(Stated exercise):
Every line below that contains "from" is to be copied.

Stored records
----------
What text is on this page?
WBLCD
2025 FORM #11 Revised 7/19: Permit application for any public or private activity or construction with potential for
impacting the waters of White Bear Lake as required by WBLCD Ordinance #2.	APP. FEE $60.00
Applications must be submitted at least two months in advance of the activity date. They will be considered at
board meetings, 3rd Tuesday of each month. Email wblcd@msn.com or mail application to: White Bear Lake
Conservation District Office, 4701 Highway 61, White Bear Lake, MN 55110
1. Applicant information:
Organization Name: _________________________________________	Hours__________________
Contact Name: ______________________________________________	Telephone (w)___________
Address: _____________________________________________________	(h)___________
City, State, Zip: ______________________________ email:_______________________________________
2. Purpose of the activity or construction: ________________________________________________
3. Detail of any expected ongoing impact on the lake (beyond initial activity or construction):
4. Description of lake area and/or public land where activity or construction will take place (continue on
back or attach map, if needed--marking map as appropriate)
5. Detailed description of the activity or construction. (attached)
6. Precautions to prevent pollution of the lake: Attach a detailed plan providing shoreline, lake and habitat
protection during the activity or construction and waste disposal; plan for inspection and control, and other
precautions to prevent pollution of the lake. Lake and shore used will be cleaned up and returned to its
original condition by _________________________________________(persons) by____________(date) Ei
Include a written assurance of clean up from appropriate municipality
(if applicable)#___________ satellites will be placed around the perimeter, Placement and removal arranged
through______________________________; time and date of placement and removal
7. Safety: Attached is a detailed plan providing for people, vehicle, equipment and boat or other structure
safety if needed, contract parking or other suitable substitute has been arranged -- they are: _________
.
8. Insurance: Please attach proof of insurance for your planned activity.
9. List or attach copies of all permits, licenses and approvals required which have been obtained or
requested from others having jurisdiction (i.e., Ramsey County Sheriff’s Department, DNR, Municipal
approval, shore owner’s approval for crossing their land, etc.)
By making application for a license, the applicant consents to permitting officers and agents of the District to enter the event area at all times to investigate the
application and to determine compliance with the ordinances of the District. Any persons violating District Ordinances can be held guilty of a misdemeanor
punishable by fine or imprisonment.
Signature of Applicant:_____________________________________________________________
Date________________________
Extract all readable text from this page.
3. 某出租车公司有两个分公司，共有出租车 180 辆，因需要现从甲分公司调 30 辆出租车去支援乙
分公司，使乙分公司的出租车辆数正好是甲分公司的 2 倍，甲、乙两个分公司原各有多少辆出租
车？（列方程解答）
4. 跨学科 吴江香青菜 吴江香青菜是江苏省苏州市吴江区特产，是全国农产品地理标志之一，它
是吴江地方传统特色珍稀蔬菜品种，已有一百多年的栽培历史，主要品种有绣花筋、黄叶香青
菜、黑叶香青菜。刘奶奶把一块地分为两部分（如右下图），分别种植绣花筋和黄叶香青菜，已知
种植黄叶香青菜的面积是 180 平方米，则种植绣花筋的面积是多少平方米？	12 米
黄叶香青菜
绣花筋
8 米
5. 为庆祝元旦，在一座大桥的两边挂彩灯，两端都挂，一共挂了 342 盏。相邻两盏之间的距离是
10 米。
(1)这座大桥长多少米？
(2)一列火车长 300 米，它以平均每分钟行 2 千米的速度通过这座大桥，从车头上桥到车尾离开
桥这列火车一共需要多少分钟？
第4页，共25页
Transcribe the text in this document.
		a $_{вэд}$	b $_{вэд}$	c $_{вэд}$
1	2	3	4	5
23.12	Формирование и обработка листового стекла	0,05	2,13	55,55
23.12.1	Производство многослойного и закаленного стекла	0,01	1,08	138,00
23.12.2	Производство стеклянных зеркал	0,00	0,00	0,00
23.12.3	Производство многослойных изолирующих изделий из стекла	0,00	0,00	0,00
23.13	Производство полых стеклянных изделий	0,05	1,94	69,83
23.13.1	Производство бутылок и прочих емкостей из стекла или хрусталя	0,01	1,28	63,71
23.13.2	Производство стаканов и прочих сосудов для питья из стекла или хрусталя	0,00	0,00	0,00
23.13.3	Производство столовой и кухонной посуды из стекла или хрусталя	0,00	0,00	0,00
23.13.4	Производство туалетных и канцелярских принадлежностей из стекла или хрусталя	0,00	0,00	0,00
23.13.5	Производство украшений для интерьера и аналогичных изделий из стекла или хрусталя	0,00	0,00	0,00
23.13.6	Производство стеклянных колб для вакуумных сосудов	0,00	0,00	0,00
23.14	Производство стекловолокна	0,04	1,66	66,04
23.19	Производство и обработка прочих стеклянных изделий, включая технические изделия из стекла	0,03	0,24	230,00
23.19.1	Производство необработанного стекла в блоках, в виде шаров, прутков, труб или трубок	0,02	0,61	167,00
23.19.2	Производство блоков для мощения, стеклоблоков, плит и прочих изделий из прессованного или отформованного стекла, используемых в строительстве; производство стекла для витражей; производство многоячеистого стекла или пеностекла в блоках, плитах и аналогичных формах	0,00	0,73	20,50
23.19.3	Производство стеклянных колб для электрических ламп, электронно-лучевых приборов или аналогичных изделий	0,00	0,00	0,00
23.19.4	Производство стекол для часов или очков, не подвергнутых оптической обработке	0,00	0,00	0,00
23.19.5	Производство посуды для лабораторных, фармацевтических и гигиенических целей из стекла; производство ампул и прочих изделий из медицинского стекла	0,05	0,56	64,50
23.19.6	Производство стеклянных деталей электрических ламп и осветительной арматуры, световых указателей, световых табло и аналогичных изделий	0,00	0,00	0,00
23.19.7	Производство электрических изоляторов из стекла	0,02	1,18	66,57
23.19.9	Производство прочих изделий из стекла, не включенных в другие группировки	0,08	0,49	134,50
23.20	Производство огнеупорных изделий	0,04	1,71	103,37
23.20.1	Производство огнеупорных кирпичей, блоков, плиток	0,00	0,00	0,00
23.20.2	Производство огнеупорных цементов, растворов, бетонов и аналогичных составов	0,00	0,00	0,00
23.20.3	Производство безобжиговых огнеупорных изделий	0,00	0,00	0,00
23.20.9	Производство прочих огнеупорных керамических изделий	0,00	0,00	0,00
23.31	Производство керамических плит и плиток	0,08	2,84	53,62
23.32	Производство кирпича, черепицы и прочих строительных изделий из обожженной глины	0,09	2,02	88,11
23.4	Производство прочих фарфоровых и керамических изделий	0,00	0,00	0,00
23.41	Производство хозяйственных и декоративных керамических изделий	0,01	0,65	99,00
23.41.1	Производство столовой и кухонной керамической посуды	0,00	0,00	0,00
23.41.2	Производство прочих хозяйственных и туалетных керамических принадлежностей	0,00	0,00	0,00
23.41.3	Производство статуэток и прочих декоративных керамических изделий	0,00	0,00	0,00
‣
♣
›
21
----------
(Solution for this exercise):
Include a written assurance of clean up from appropriate municipality
requested from others having jurisdiction (i.e., Ramsey County Sheriff’s Department, DNR, Municipal
Extract all readable text from this page.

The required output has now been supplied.